■ **TASK DIRECTIONS**: The passage below on interdisciplinary challenges in movement ecology names the specialists that animal ecologists in MOVE paired up with. List every such specialty it mentions.

■ **PASSAGE SHOWN**:
+++
Challenge 4: Statistics vs. exploratory data analysis

Ecology as a field is geared towards a hypothesis-driven approach that seeks confirmation through statistical testing. Indeed, most methodological questions on the recent list of one hundred fundamental ecological questions [2] are of a statistical nature. The information sciences are at the other side of the spectrum, geared towards exploratory data analysis, data-driven methods, data mining, visualisation and visual analytics. These perspectives are complementary and can enhance each other, but the challenge is how to best communicate and inform and learn from each other in achieving the goal: developing new methodologies for the analysis of large and complex new ecological movement data. One of the areas that could contribute to this challenge is visual analytics, where the links between exploration/visualisation and statistical methods are already being developed [222,223].

Challenge 5: Publication and dissemination

Interdisciplinary collaborations face the challenge of disciplinary differences in how results are published and disseminated in each discipline, as is well-illustrated by the vast variety of the publication venues in our literature list. In MOVE, animal ecologists paired up with researchers from GIScience and computer science, such as specialists in computational geometry, data mining, spatio-temporal databases, or visualisation. These disciplines and subdisciplines all have their specific cultures in how results are published and disseminated and target specific venues.

A challenge for interdisciplinary teams is therefore how to decide upon the best target for their work: should their work find place in a technical journal or a domain specific journal in order to reach the broadest possible audience? With increased availability of electronic sources, search engines are likely to return results from all sources, and hence findability is not an issue anymore. Perhaps more challenging is the culture of scientific recognition of publications, which differs widely between different disciplines. We support a holistic approach by disseminating interdisciplinary results as widely as possible and in all relevant communities. For this, information scientists could be encouraged to explore new possibilities and publish their novel methods in outlets of the target domain science, in this case movement ecology. Many of these methods have been developed for a purpose, and the ICT researchers have been able to benefit in the interdisciplinary collaborations from the data and expert knowledge contributed by the domain specialists. On the other hand, ecologists should be encouraged to collaboratively publish in ICT venues and follow these in order to benefit from the state-of-the-art in movement analysis in technical disciplines. This paper offers a useful list of ICT sources that are less familiar to ecologists, but worth exploring.

The above are some of the challenges that interdisciplinary collaborations in movement ecology may be facing. Of course, there are more challenges, particularly regarding technical issues or priorities of the research agenda. Some of these have already been addressed in the review of this paper. Challenges for the research agenda in movement research have also been sketched out in other initiatives that took place within the MOVE network, such as [224], who defined a research agenda focusing on the implications of working with real movement data, or [225] who defined the grand challenges of computational movement analysis. With new developments in tracking and other sensor technology, movement research is entering a golden age, with many more opportunities than challenges lying ahead. We believe that working across disciplines will allow researchers to address more and more ambitious questions about movement and we trust that MOVE has demonstrated this in a first attempt to raise interdisciplinary awareness. Further, we believe that interdisciplinarity can spark and foster unusual, innovative and exciting new ideas for movement research that no single discipline can produce on its own. We have experienced this within the MOVE network, as we hope this review demonstrates. We therefore also hope that the paper will achieve its goal of serving as a catalyst for further interdisciplinary collaborations in movement research.
+++
[Bounding box prediction data]
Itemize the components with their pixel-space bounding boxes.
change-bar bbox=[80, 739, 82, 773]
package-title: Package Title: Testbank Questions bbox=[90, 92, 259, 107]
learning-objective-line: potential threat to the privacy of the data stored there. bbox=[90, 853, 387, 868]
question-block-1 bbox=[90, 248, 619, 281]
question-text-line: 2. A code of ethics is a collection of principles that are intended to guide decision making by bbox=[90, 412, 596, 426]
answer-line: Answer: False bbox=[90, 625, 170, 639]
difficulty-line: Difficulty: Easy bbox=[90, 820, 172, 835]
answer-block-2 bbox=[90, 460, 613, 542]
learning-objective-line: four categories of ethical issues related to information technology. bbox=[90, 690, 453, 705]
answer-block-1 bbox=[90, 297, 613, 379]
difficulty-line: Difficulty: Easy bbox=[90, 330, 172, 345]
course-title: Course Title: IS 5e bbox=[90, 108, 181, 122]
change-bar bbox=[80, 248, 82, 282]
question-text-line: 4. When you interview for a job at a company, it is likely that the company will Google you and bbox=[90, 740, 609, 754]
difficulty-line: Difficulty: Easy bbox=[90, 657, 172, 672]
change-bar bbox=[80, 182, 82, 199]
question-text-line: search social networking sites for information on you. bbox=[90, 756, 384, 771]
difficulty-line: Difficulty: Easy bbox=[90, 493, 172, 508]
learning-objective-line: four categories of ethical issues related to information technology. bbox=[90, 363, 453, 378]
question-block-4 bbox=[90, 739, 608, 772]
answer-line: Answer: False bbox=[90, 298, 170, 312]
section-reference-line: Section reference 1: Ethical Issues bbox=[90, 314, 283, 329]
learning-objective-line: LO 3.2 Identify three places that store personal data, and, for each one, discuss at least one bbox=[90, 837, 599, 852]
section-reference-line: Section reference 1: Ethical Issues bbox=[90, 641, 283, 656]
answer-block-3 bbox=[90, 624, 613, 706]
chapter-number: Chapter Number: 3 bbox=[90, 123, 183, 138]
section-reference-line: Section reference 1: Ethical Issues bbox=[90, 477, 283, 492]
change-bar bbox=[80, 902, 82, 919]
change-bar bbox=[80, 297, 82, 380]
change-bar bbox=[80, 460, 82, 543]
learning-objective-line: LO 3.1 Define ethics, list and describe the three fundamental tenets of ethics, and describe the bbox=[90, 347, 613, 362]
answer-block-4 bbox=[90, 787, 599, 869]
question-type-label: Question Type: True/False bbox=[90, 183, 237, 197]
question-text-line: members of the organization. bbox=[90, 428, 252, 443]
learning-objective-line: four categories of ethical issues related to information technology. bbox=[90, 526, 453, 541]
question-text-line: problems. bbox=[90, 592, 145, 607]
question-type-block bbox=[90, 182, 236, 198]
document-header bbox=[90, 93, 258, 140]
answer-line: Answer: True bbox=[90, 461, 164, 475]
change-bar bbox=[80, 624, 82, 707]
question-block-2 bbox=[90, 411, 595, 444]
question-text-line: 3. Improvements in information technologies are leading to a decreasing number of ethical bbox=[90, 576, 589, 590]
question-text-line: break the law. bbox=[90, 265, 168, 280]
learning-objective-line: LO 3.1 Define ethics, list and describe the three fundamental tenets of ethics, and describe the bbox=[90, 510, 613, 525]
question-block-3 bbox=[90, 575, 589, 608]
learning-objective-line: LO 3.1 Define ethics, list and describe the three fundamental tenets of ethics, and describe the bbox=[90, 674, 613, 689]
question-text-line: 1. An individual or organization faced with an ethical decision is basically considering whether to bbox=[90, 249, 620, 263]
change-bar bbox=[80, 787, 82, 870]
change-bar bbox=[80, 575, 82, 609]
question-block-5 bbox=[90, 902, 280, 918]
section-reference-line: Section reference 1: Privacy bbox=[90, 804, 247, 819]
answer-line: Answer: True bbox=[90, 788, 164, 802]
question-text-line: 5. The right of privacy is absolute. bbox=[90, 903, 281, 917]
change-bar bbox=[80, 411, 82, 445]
+++
■ **THE ANSWER**:
- Computational geometry
- Data mining
- Spatio-temporal databases
- Visualisation